[Start Source text]

Skip to main content

Eval Harness

The CLaaS eval harness runs automated feedback loops against a live CLaaS stack and measures whether training shifts the model toward preferred behaviours without collapsing.

What it does

  1. Initializes a fresh LoRA adapter for each preference being tested
  2. Runs N feedback steps, each sending a preference-targeted prompt and feedback to the CLaaS API
  3. Measures metrics at each step: logprob margins, compliance rates, capability retention, and collapse signals
  4. Generates plots (optional) showing learning curves over training steps
  5. Produces a summary with per-preference pass/fail verdicts

Preferences

The eval harness ships with three built-in preferences:
PreferenceWhat it trainsExample feedback
no_emojiSuppress emoji in responses”Don’t use any emoji in your responses”
conciseKeep responses short”Be more concise, use 3 sentences or fewer”
identityAdopt a persona”Your name is Kuro”

[End Source text]
[Start Raw records]

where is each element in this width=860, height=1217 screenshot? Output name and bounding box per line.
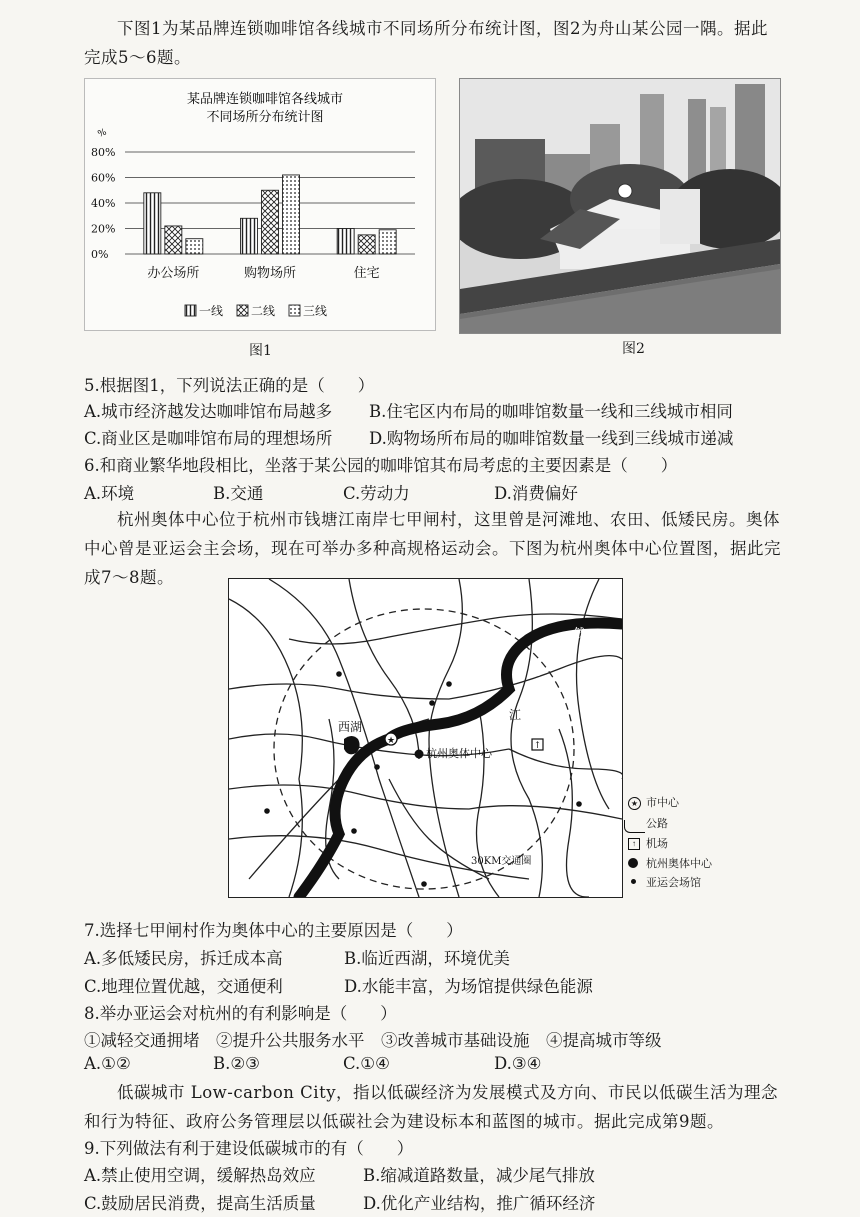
bar-一线-住宅 — [337, 229, 354, 255]
question-5-option-d: D.购物场所布局的咖啡馆数量一线到三线城市递减 — [369, 429, 734, 448]
legend-airport-icon: ↑ — [628, 838, 640, 850]
river-label-jiang: 江 — [509, 708, 522, 722]
bar-一线-办公场所 — [144, 193, 161, 254]
y-tick-label: 0% — [91, 248, 109, 261]
chart-title-line-2: 不同场所分布统计图 — [206, 110, 324, 125]
figure-2-photo — [459, 78, 781, 334]
legend-venue-icon — [631, 879, 636, 884]
legend-label: 二线 — [251, 304, 276, 318]
bar-二线-住宅 — [358, 235, 375, 254]
hangzhou-location-map — [228, 578, 623, 898]
y-tick-label: 60% — [91, 171, 116, 185]
question-9-option-a: A.禁止使用空调，缓解热岛效应 — [84, 1166, 316, 1185]
legend-venue-label: 亚运会场馆 — [646, 877, 701, 889]
question-9-stem: 9.下列做法有利于建设低碳城市的有（ ） — [84, 1139, 414, 1158]
bar-三线-购物场所 — [283, 175, 300, 254]
question-9-option-d: D.优化产业结构，推广循环经济 — [363, 1194, 596, 1213]
bar-二线-办公场所 — [165, 226, 182, 254]
legend-swatch — [237, 305, 248, 316]
river-label-tang: 塘 — [529, 664, 542, 678]
legend-city-center-label: 市中心 — [646, 797, 679, 809]
west-lake-label: 西湖 — [338, 720, 363, 734]
legend-label: 三线 — [303, 304, 328, 318]
bar-chart — [85, 79, 435, 330]
question-8-option-a: A.①② — [84, 1054, 131, 1073]
question-6-stem: 6.和商业繁华地段相比，坐落于某公园的咖啡馆其布局考虑的主要因素是（ ） — [84, 456, 678, 475]
y-tick-label: 40% — [91, 197, 116, 210]
bar-三线-办公场所 — [186, 239, 203, 254]
question-7-option-b: B.临近西湖，环境优美 — [344, 949, 510, 968]
y-tick-label: 20% — [91, 222, 116, 236]
bar-二线-购物场所 — [262, 190, 279, 254]
x-category-label: 购物场所 — [243, 266, 297, 281]
map-drawing — [229, 579, 622, 897]
legend-label: 一线 — [199, 304, 224, 318]
map-legend — [624, 792, 734, 896]
question-8-option-b: B.②③ — [213, 1054, 260, 1073]
question-7-option-c: C.地理位置优越，交通便利 — [84, 977, 283, 996]
figure-2-caption: 图2 — [622, 341, 645, 357]
question-8-stem: 8.举办亚运会对杭州的有利影响是（ ） — [84, 1004, 397, 1023]
question-6-option-d: D.消费偏好 — [494, 484, 578, 503]
question-7-stem: 7.选择七甲闸村作为奥体中心的主要原因是（ ） — [84, 921, 463, 940]
x-category-label: 住宅 — [353, 266, 380, 281]
figure-1-caption: 图1 — [249, 343, 272, 359]
question-5-stem: 5.根据图1，下列说法正确的是（ ） — [84, 376, 375, 395]
question-6-option-b: B.交通 — [213, 484, 264, 503]
question-7-option-d: D.水能丰富，为场馆提供绿色能源 — [344, 977, 593, 996]
legend-airport-label: 机场 — [646, 838, 668, 850]
legend-road-label: 公路 — [646, 818, 668, 830]
traffic-ring-label: 30KM交通圈 — [471, 856, 532, 867]
question-5-option-c: C.商业区是咖啡馆布局的理想场所 — [84, 429, 333, 448]
question-8-option-c: C.①④ — [343, 1054, 390, 1073]
question-9-option-b: B.缩减道路数量，减少尾气排放 — [363, 1166, 595, 1185]
legend-road-icon — [624, 820, 645, 833]
y-tick-label: 80% — [91, 146, 116, 159]
asian-games-venues — [264, 671, 582, 887]
question-8-items: ①减轻交通拥堵 ②提升公共服务水平 ③改善城市基础设施 ④提高城市等级 — [84, 1031, 662, 1050]
intro-paragraph-2: 杭州奥体中心位于杭州市钱塘江南岸七甲闸村，这里曾是河滩地、农田、低矮民房。奥体中心曾是亚运会主会场，现在可举办多种高规格运动会。下图为杭州奥体中心位置图，据此完成7～8题。 — [84, 510, 781, 587]
legend-city-center-icon: ★ — [628, 797, 641, 810]
figure-1-chart — [84, 78, 436, 331]
chart-title-line-1: 某品牌连锁咖啡馆各线城市 — [186, 92, 344, 107]
x-category-label: 办公场所 — [147, 266, 200, 281]
olympic-center-label: 杭州奥体中心 — [426, 747, 492, 760]
bar-一线-购物场所 — [241, 218, 258, 254]
question-8-option-d: D.③④ — [494, 1054, 542, 1073]
legend-swatch — [289, 305, 300, 316]
question-5-option-a: A.城市经济越发达咖啡馆布局越多 — [84, 402, 333, 421]
question-7-option-a: A.多低矮民房，拆迁成本高 — [84, 949, 283, 968]
park-photo-image — [460, 79, 780, 333]
intro-paragraph-3: 低碳城市 Low-carbon City，指以低碳经济为发展模式及方向、市民以低碳生活为理念和行为特征、政府公务管理层以低碳社会为建设标本和蓝图的城市。据此完成第9题。 — [84, 1083, 779, 1131]
bar-三线-住宅 — [379, 230, 396, 254]
question-6-option-a: A.环境 — [84, 484, 135, 503]
legend-olympic-center-label: 杭州奥体中心 — [646, 858, 712, 870]
intro-paragraph-1: 下图1为某品牌连锁咖啡馆各线城市不同场所分布统计图，图2为舟山某公园一隅。据此完成5～6题。 — [84, 19, 768, 67]
question-5-option-b: B.住宅区内布局的咖啡馆数量一线和三线城市相同 — [369, 402, 733, 421]
svg-text:★: ★ — [386, 736, 396, 746]
y-axis-unit: % — [96, 127, 109, 140]
question-6-option-c: C.劳动力 — [343, 484, 410, 503]
question-9-option-c: C.鼓励居民消费，提高生活质量 — [84, 1194, 316, 1213]
river-label-qian: 钱 — [574, 626, 587, 640]
olympic-center-marker — [415, 750, 424, 759]
legend-olympic-center-icon — [628, 858, 638, 868]
legend-swatch — [185, 305, 196, 316]
traffic-ring-30km — [274, 609, 574, 889]
svg-text:↑: ↑ — [533, 741, 542, 751]
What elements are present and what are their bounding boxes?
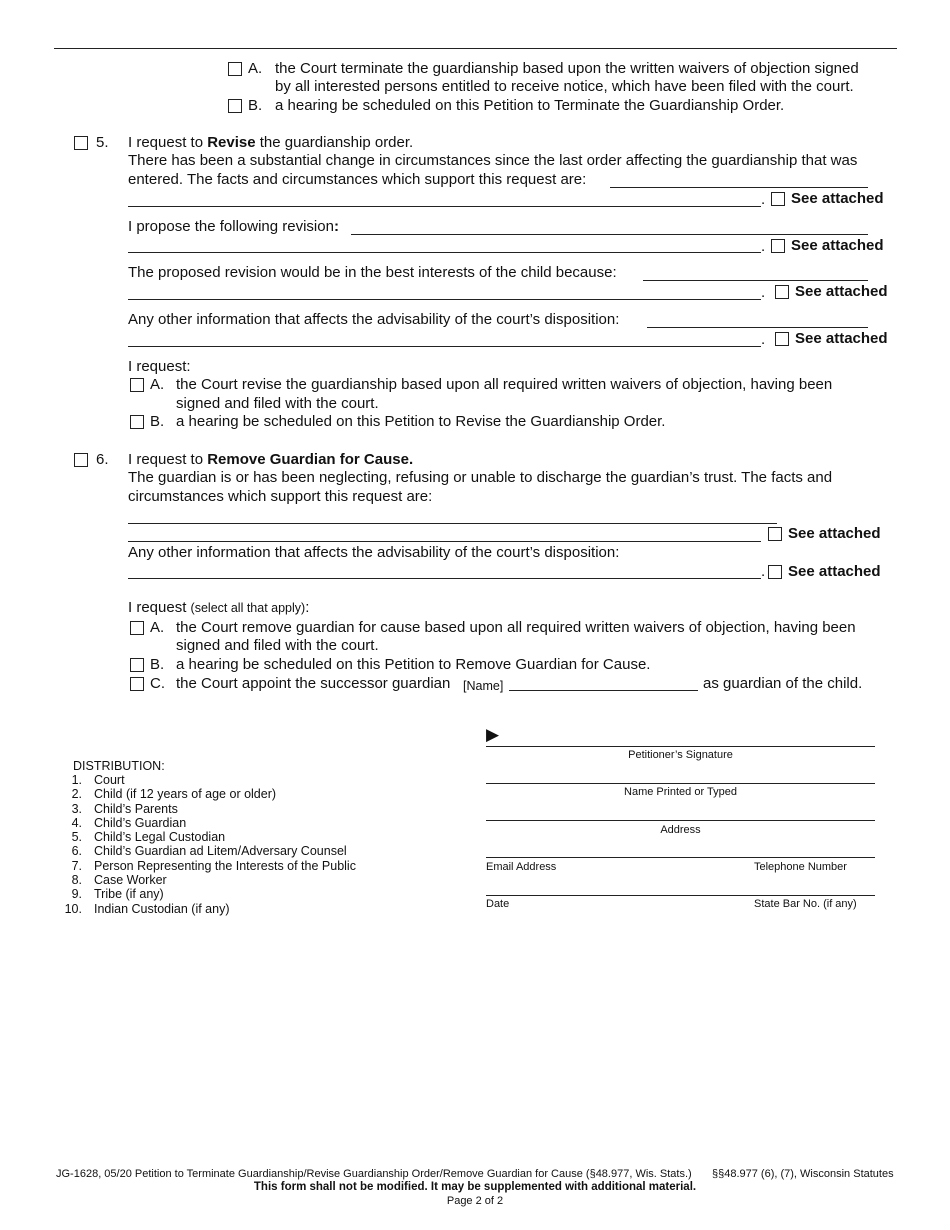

[End Raw records]

**Exercise aim**
Using the eval harness page, answer these:
1. What does the harness initialize for each preference being tested?
2. How many built-in preferences does it ship with?
3. What example feedback is listed for the concise preference?
None of the items are needed here.

**Expected answer**
1. A fresh LoRA adapter.
2. Three.
3. "Be more concise, use 3 sentences or fewer"